(Exercise prompt) Copy out the data exactly, leaving the pictures behind.

(Source records)
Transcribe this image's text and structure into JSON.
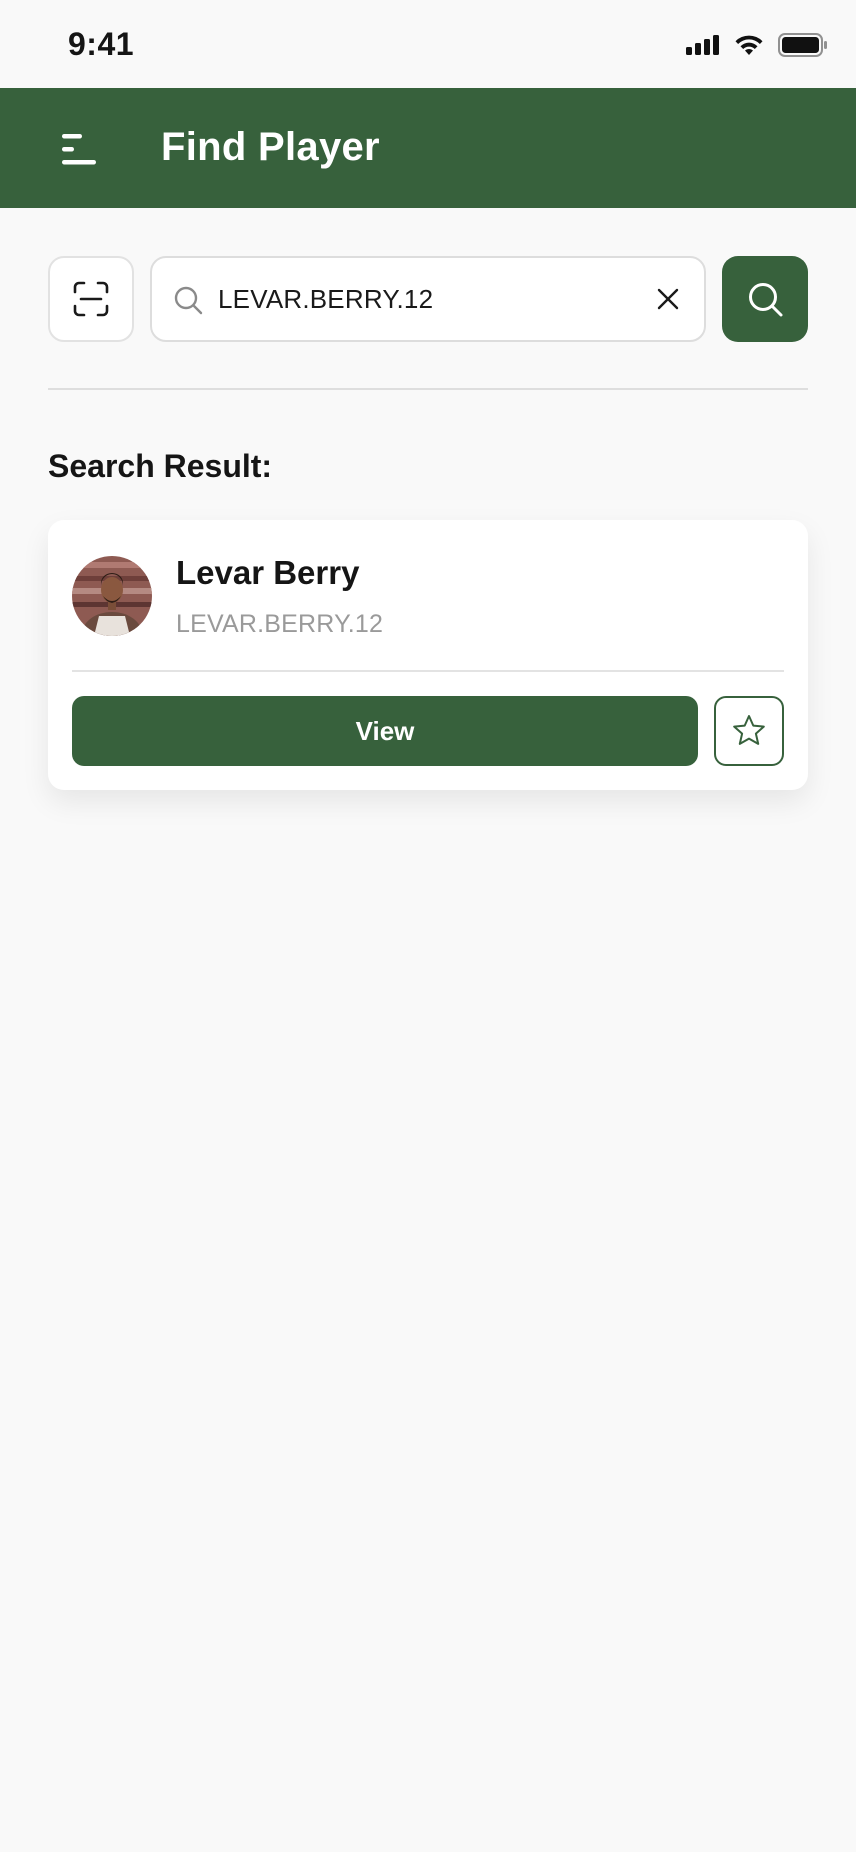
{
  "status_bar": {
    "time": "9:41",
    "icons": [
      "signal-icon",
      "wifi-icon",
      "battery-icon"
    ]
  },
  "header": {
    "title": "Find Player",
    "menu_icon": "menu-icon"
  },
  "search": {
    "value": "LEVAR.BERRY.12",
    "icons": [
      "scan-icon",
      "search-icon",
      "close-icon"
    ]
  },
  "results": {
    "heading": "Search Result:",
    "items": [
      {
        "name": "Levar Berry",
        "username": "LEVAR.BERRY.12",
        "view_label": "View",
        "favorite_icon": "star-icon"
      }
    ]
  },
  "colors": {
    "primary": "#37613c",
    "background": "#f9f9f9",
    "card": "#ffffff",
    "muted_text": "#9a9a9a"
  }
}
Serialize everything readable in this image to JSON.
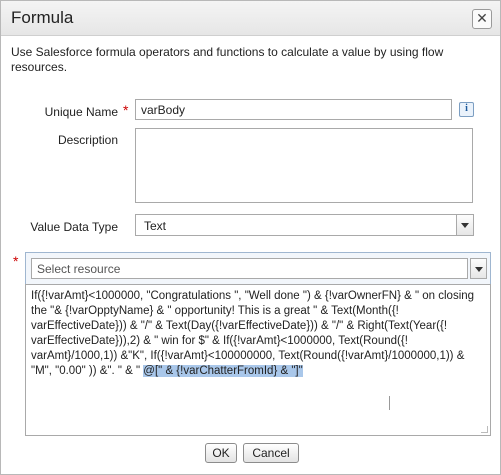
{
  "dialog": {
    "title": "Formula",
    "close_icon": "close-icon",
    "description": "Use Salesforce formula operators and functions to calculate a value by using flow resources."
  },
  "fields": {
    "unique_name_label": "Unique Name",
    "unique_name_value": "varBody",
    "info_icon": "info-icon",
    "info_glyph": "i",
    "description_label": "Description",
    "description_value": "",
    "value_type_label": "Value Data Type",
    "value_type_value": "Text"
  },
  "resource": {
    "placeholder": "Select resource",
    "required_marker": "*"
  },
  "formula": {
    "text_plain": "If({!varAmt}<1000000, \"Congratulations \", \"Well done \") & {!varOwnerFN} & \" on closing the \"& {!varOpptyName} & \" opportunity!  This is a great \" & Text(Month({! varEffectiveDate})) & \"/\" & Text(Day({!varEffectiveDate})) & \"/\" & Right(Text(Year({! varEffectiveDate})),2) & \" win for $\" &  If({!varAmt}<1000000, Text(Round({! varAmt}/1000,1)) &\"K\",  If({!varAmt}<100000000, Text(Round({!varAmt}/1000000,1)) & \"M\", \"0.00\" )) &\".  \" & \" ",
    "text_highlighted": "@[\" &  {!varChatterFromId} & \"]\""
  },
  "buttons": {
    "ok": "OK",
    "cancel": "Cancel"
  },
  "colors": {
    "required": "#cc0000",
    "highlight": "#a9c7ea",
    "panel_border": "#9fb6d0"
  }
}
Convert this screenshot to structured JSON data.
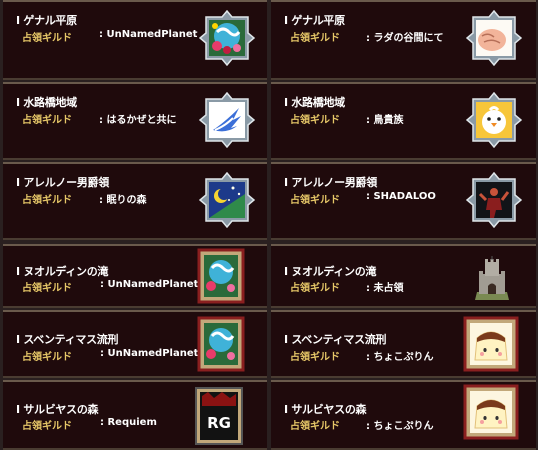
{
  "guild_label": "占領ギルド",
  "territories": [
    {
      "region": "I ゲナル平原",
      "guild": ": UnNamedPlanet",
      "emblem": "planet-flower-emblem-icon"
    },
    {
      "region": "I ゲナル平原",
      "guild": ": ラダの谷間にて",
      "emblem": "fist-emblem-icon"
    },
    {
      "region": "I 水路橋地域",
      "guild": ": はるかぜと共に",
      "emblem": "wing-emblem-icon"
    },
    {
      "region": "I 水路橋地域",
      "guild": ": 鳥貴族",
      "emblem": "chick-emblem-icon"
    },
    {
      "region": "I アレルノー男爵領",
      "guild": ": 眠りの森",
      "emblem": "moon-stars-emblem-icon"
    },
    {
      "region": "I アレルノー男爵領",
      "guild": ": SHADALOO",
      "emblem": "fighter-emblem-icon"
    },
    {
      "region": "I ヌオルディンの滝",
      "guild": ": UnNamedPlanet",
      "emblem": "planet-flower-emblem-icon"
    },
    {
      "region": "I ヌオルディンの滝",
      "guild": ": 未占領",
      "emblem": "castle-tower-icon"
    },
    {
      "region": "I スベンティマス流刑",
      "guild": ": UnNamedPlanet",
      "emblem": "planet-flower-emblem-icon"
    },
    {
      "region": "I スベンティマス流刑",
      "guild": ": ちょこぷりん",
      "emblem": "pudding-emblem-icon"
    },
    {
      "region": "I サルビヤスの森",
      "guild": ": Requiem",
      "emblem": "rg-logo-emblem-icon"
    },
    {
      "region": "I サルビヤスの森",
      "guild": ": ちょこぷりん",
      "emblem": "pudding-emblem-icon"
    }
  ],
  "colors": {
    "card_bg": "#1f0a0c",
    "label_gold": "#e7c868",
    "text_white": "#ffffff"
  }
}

(Solution to the problem)
Transcribe this image's text and structure into JSON.
{
  "status_bar": {
    "time": "9:41",
    "icons": [
      "signal-icon",
      "wifi-icon",
      "battery-icon"
    ]
  },
  "header": {
    "title": "Find Player",
    "menu_icon": "menu-icon"
  },
  "search": {
    "value": "LEVAR.BERRY.12",
    "icons": [
      "scan-icon",
      "search-icon",
      "close-icon"
    ]
  },
  "results": {
    "heading": "Search Result:",
    "items": [
      {
        "name": "Levar Berry",
        "username": "LEVAR.BERRY.12",
        "view_label": "View",
        "favorite_icon": "star-icon"
      }
    ]
  },
  "colors": {
    "primary": "#37613c",
    "background": "#f9f9f9",
    "card": "#ffffff",
    "muted_text": "#9a9a9a"
  }
}
Serialize everything readable in this image to JSON.
{
  "dialog": {
    "title": "Formula",
    "close_icon": "close-icon",
    "description": "Use Salesforce formula operators and functions to calculate a value by using flow resources."
  },
  "fields": {
    "unique_name_label": "Unique Name",
    "unique_name_value": "varBody",
    "info_icon": "info-icon",
    "info_glyph": "i",
    "description_label": "Description",
    "description_value": "",
    "value_type_label": "Value Data Type",
    "value_type_value": "Text"
  },
  "resource": {
    "placeholder": "Select resource",
    "required_marker": "*"
  },
  "formula": {
    "text_plain": "If({!varAmt}<1000000, \"Congratulations \", \"Well done \") & {!varOwnerFN} & \" on closing the \"& {!varOpptyName} & \" opportunity!  This is a great \" & Text(Month({! varEffectiveDate})) & \"/\" & Text(Day({!varEffectiveDate})) & \"/\" & Right(Text(Year({! varEffectiveDate})),2) & \" win for $\" &  If({!varAmt}<1000000, Text(Round({! varAmt}/1000,1)) &\"K\",  If({!varAmt}<100000000, Text(Round({!varAmt}/1000000,1)) & \"M\", \"0.00\" )) &\".  \" & \" ",
    "text_highlighted": "@[\" &  {!varChatterFromId} & \"]\""
  },
  "buttons": {
    "ok": "OK",
    "cancel": "Cancel"
  },
  "colors": {
    "required": "#cc0000",
    "highlight": "#a9c7ea",
    "panel_border": "#9fb6d0"
  }
}
Convert this screenshot to structured JSON data.
{
  "guild_label": "占領ギルド",
  "territories": [
    {
      "region": "I ゲナル平原",
      "guild": ": UnNamedPlanet",
      "emblem": "planet-flower-emblem-icon"
    },
    {
      "region": "I ゲナル平原",
      "guild": ": ラダの谷間にて",
      "emblem": "fist-emblem-icon"
    },
    {
      "region": "I 水路橋地域",
      "guild": ": はるかぜと共に",
      "emblem": "wing-emblem-icon"
    },
    {
      "region": "I 水路橋地域",
      "guild": ": 鳥貴族",
      "emblem": "chick-emblem-icon"
    },
    {
      "region": "I アレルノー男爵領",
      "guild": ": 眠りの森",
      "emblem": "moon-stars-emblem-icon"
    },
    {
      "region": "I アレルノー男爵領",
      "guild": ": SHADALOO",
      "emblem": "fighter-emblem-icon"
    },
    {
      "region": "I ヌオルディンの滝",
      "guild": ": UnNamedPlanet",
      "emblem": "planet-flower-emblem-icon"
    },
    {
      "region": "I ヌオルディンの滝",
      "guild": ": 未占領",
      "emblem": "castle-tower-icon"
    },
    {
      "region": "I スベンティマス流刑",
      "guild": ": UnNamedPlanet",
      "emblem": "planet-flower-emblem-icon"
    },
    {
      "region": "I スベンティマス流刑",
      "guild": ": ちょこぷりん",
      "emblem": "pudding-emblem-icon"
    },
    {
      "region": "I サルビヤスの森",
      "guild": ": Requiem",
      "emblem": "rg-logo-emblem-icon"
    },
    {
      "region": "I サルビヤスの森",
      "guild": ": ちょこぷりん",
      "emblem": "pudding-emblem-icon"
    }
  ],
  "colors": {
    "card_bg": "#1f0a0c",
    "label_gold": "#e7c868",
    "text_white": "#ffffff"
  }
}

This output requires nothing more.